**DIRECTION**
Copy out the listing that follows exactly, dropping every picture.

[Excerpt from a dataset]

'''

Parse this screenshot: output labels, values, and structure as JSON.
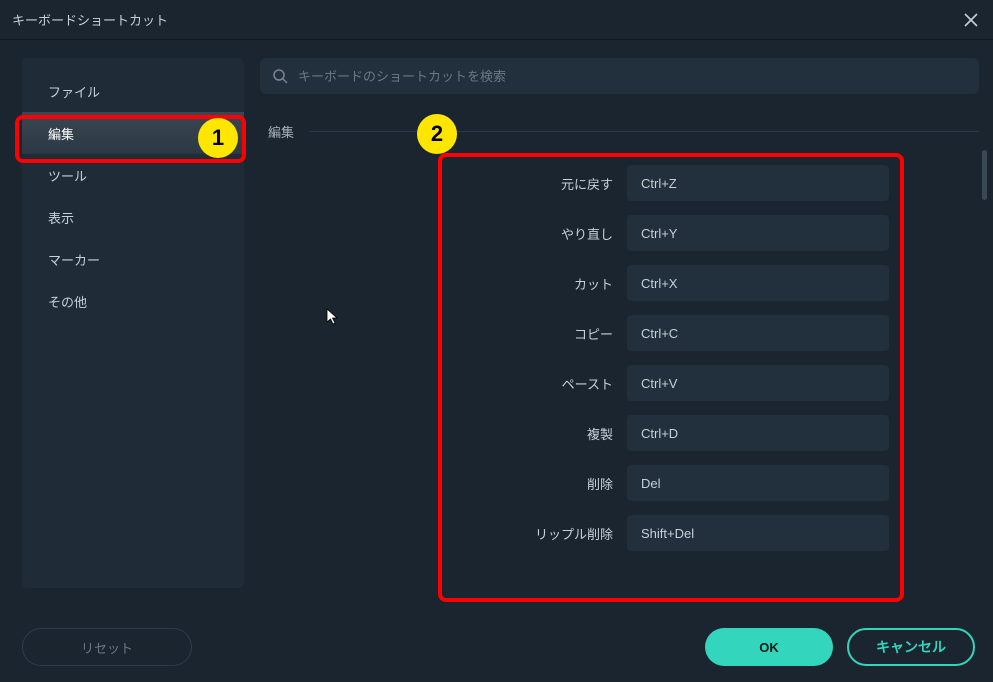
{
  "title": "キーボードショートカット",
  "search": {
    "placeholder": "キーボードのショートカットを検索"
  },
  "sidebar": {
    "items": [
      {
        "label": "ファイル",
        "selected": false
      },
      {
        "label": "編集",
        "selected": true
      },
      {
        "label": "ツール",
        "selected": false
      },
      {
        "label": "表示",
        "selected": false
      },
      {
        "label": "マーカー",
        "selected": false
      },
      {
        "label": "その他",
        "selected": false
      }
    ]
  },
  "section": {
    "heading": "編集"
  },
  "shortcuts": [
    {
      "label": "元に戻す",
      "value": "Ctrl+Z"
    },
    {
      "label": "やり直し",
      "value": "Ctrl+Y"
    },
    {
      "label": "カット",
      "value": "Ctrl+X"
    },
    {
      "label": "コピー",
      "value": "Ctrl+C"
    },
    {
      "label": "ペースト",
      "value": "Ctrl+V"
    },
    {
      "label": "複製",
      "value": "Ctrl+D"
    },
    {
      "label": "削除",
      "value": "Del"
    },
    {
      "label": "リップル削除",
      "value": "Shift+Del"
    }
  ],
  "footer": {
    "reset": "リセット",
    "ok": "OK",
    "cancel": "キャンセル"
  },
  "annotations": {
    "badge1": "1",
    "badge2": "2"
  }
}
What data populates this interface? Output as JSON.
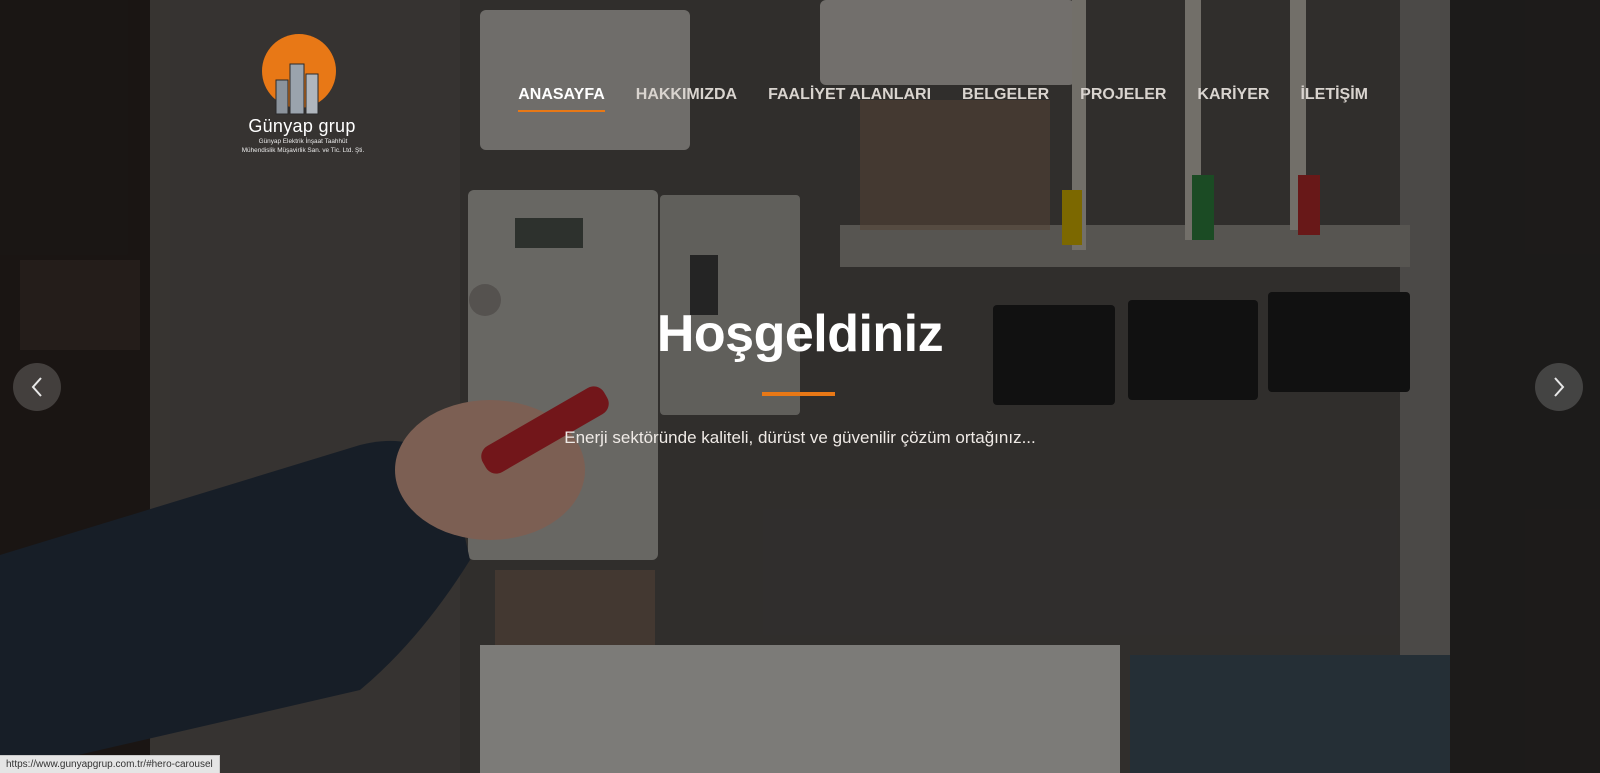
{
  "brand": {
    "name": "Günyap grup",
    "subline1": "Günyap Elektrik İnşaat Taahhüt",
    "subline2": "Mühendislik Müşavirlik San. ve Tic. Ltd. Şti.",
    "accent_color": "#e87816"
  },
  "nav": {
    "items": [
      {
        "label": "ANASAYFA",
        "active": true
      },
      {
        "label": "HAKKIMIZDA"
      },
      {
        "label": "FAALİYET ALANLARI"
      },
      {
        "label": "BELGELER"
      },
      {
        "label": "PROJELER"
      },
      {
        "label": "KARİYER"
      },
      {
        "label": "İLETİŞİM"
      }
    ]
  },
  "hero": {
    "title": "Hoşgeldiniz",
    "subtitle": "Enerji sektöründe kaliteli, dürüst ve güvenilir çözüm ortağınız...",
    "background_image": "electrician-hand-with-screwdriver-working-on-electrical-panel",
    "prev_icon": "chevron-left-icon",
    "next_icon": "chevron-right-icon"
  },
  "status_bar": {
    "url": "https://www.gunyapgrup.com.tr/#hero-carousel"
  }
}
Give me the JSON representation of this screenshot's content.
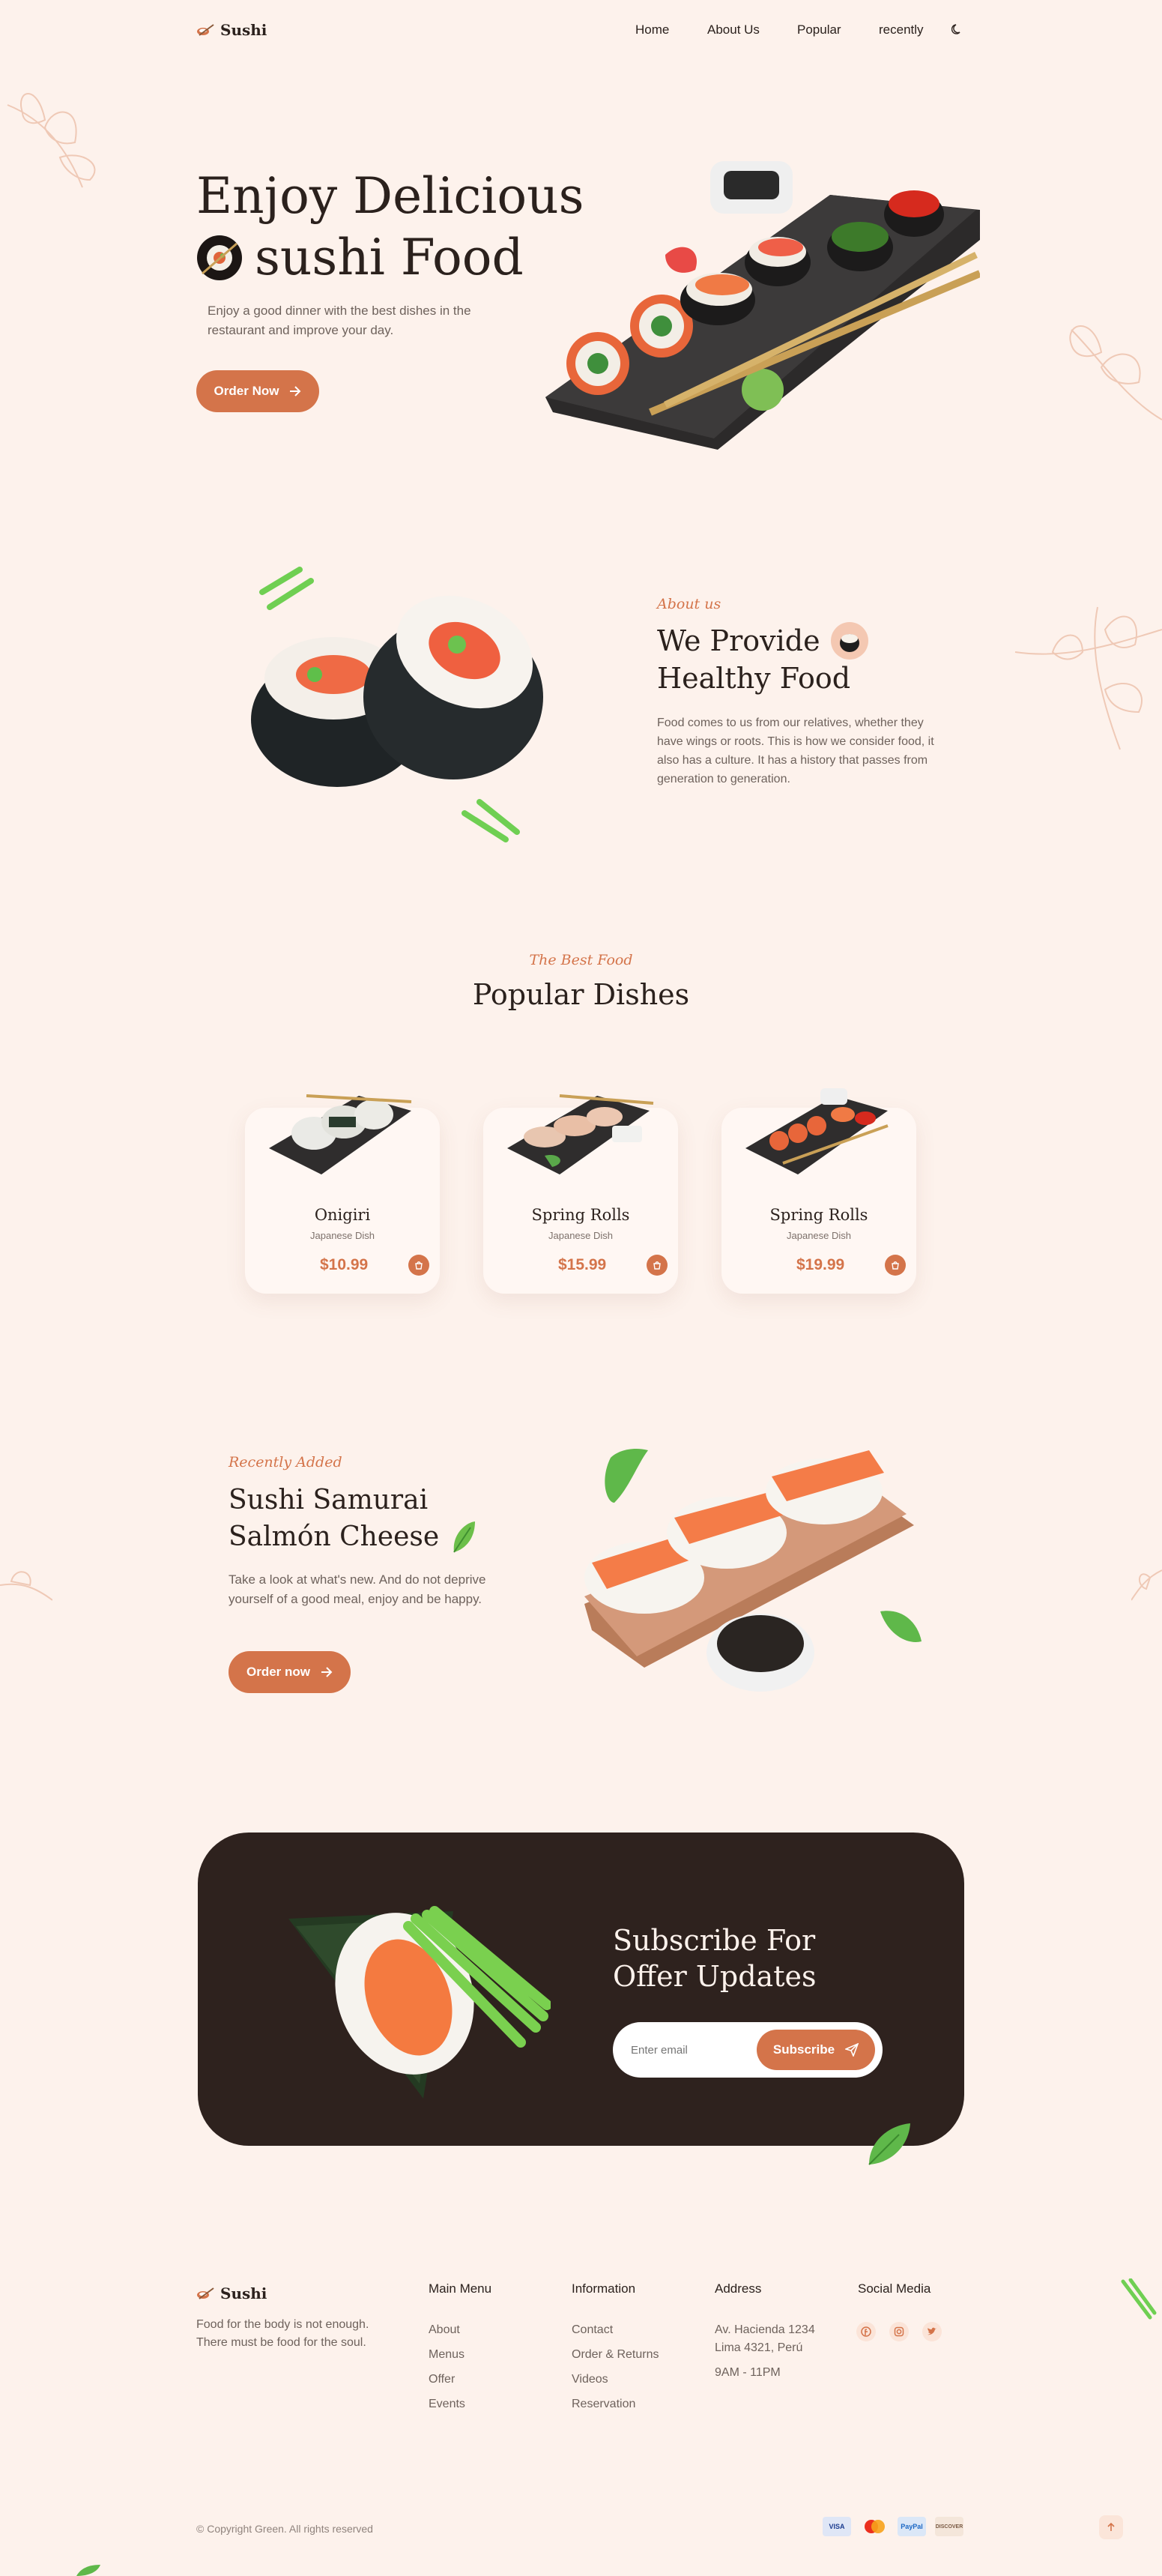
{
  "nav": {
    "logo": "Sushi",
    "links": [
      "Home",
      "About Us",
      "Popular",
      "recently"
    ]
  },
  "hero": {
    "title_line1": "Enjoy Delicious",
    "title_line2": "sushi Food",
    "description": "Enjoy a good dinner with the best dishes in the restaurant and improve your day.",
    "button": "Order Now"
  },
  "about": {
    "eyebrow": "About us",
    "title_line1": "We Provide",
    "title_line2": "Healthy Food",
    "description": "Food comes to us from our relatives, whether they have wings or roots. This is how we consider food, it also has a culture. It has a history that passes from generation to generation."
  },
  "popular": {
    "eyebrow": "The Best Food",
    "title": "Popular Dishes",
    "dishes": [
      {
        "name": "Onigiri",
        "category": "Japanese Dish",
        "price": "$10.99"
      },
      {
        "name": "Spring Rolls",
        "category": "Japanese Dish",
        "price": "$15.99"
      },
      {
        "name": "Spring Rolls",
        "category": "Japanese Dish",
        "price": "$19.99"
      }
    ]
  },
  "recent": {
    "eyebrow": "Recently Added",
    "title_line1": "Sushi Samurai",
    "title_line2": "Salmón Cheese",
    "description": "Take a look at what's new. And do not deprive yourself of a good meal, enjoy and be happy.",
    "button": "Order now"
  },
  "subscribe": {
    "title_line1": "Subscribe For",
    "title_line2": "Offer Updates",
    "placeholder": "Enter email",
    "button": "Subscribe"
  },
  "footer": {
    "logo": "Sushi",
    "tagline": "Food for the body is not enough. There must be food for the soul.",
    "main_menu": {
      "title": "Main Menu",
      "items": [
        "About",
        "Menus",
        "Offer",
        "Events"
      ]
    },
    "information": {
      "title": "Information",
      "items": [
        "Contact",
        "Order & Returns",
        "Videos",
        "Reservation"
      ]
    },
    "address": {
      "title": "Address",
      "line1": "Av. Hacienda 1234",
      "line2": "Lima 4321, Perú",
      "hours": "9AM - 11PM"
    },
    "social": {
      "title": "Social Media",
      "icons": [
        "facebook-icon",
        "instagram-icon",
        "twitter-icon"
      ]
    },
    "copyright": "© Copyright Green. All rights reserved",
    "payments": [
      "VISA",
      "mastercard",
      "PayPal",
      "DISCOVER"
    ]
  },
  "colors": {
    "accent": "#d4744a",
    "background": "#fdf2ec",
    "dark": "#2e221e"
  }
}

'''

**WORKED ANSWER**
Parse this screenshot: output labels, values, and structure as JSON.
{
  "title": "キーボードショートカット",
  "search": {
    "placeholder": "キーボードのショートカットを検索"
  },
  "sidebar": {
    "items": [
      {
        "label": "ファイル",
        "selected": false
      },
      {
        "label": "編集",
        "selected": true
      },
      {
        "label": "ツール",
        "selected": false
      },
      {
        "label": "表示",
        "selected": false
      },
      {
        "label": "マーカー",
        "selected": false
      },
      {
        "label": "その他",
        "selected": false
      }
    ]
  },
  "section": {
    "heading": "編集"
  },
  "shortcuts": [
    {
      "label": "元に戻す",
      "value": "Ctrl+Z"
    },
    {
      "label": "やり直し",
      "value": "Ctrl+Y"
    },
    {
      "label": "カット",
      "value": "Ctrl+X"
    },
    {
      "label": "コピー",
      "value": "Ctrl+C"
    },
    {
      "label": "ペースト",
      "value": "Ctrl+V"
    },
    {
      "label": "複製",
      "value": "Ctrl+D"
    },
    {
      "label": "削除",
      "value": "Del"
    },
    {
      "label": "リップル削除",
      "value": "Shift+Del"
    }
  ],
  "footer": {
    "reset": "リセット",
    "ok": "OK",
    "cancel": "キャンセル"
  },
  "annotations": {
    "badge1": "1",
    "badge2": "2"
  }
}
What data populates this interface? Output as JSON.
{
  "brand": {
    "name": "Günyap grup",
    "subline1": "Günyap Elektrik İnşaat Taahhüt",
    "subline2": "Mühendislik Müşavirlik San. ve Tic. Ltd. Şti.",
    "accent_color": "#e87816"
  },
  "nav": {
    "items": [
      {
        "label": "ANASAYFA",
        "active": true
      },
      {
        "label": "HAKKIMIZDA"
      },
      {
        "label": "FAALİYET ALANLARI"
      },
      {
        "label": "BELGELER"
      },
      {
        "label": "PROJELER"
      },
      {
        "label": "KARİYER"
      },
      {
        "label": "İLETİŞİM"
      }
    ]
  },
  "hero": {
    "title": "Hoşgeldiniz",
    "subtitle": "Enerji sektöründe kaliteli, dürüst ve güvenilir çözüm ortağınız...",
    "background_image": "electrician-hand-with-screwdriver-working-on-electrical-panel",
    "prev_icon": "chevron-left-icon",
    "next_icon": "chevron-right-icon"
  },
  "status_bar": {
    "url": "https://www.gunyapgrup.com.tr/#hero-carousel"
  }
}
Give me the JSON representation of this screenshot's content.
{
  "nav": {
    "logo": "Sushi",
    "links": [
      "Home",
      "About Us",
      "Popular",
      "recently"
    ]
  },
  "hero": {
    "title_line1": "Enjoy Delicious",
    "title_line2": "sushi Food",
    "description": "Enjoy a good dinner with the best dishes in the restaurant and improve your day.",
    "button": "Order Now"
  },
  "about": {
    "eyebrow": "About us",
    "title_line1": "We Provide",
    "title_line2": "Healthy Food",
    "description": "Food comes to us from our relatives, whether they have wings or roots. This is how we consider food, it also has a culture. It has a history that passes from generation to generation."
  },
  "popular": {
    "eyebrow": "The Best Food",
    "title": "Popular Dishes",
    "dishes": [
      {
        "name": "Onigiri",
        "category": "Japanese Dish",
        "price": "$10.99"
      },
      {
        "name": "Spring Rolls",
        "category": "Japanese Dish",
        "price": "$15.99"
      },
      {
        "name": "Spring Rolls",
        "category": "Japanese Dish",
        "price": "$19.99"
      }
    ]
  },
  "recent": {
    "eyebrow": "Recently Added",
    "title_line1": "Sushi Samurai",
    "title_line2": "Salmón Cheese",
    "description": "Take a look at what's new. And do not deprive yourself of a good meal, enjoy and be happy.",
    "button": "Order now"
  },
  "subscribe": {
    "title_line1": "Subscribe For",
    "title_line2": "Offer Updates",
    "placeholder": "Enter email",
    "button": "Subscribe"
  },
  "footer": {
    "logo": "Sushi",
    "tagline": "Food for the body is not enough. There must be food for the soul.",
    "main_menu": {
      "title": "Main Menu",
      "items": [
        "About",
        "Menus",
        "Offer",
        "Events"
      ]
    },
    "information": {
      "title": "Information",
      "items": [
        "Contact",
        "Order & Returns",
        "Videos",
        "Reservation"
      ]
    },
    "address": {
      "title": "Address",
      "line1": "Av. Hacienda 1234",
      "line2": "Lima 4321, Perú",
      "hours": "9AM - 11PM"
    },
    "social": {
      "title": "Social Media",
      "icons": [
        "facebook-icon",
        "instagram-icon",
        "twitter-icon"
      ]
    },
    "copyright": "© Copyright Green. All rights reserved",
    "payments": [
      "VISA",
      "mastercard",
      "PayPal",
      "DISCOVER"
    ]
  },
  "colors": {
    "accent": "#d4744a",
    "background": "#fdf2ec",
    "dark": "#2e221e"
  }
}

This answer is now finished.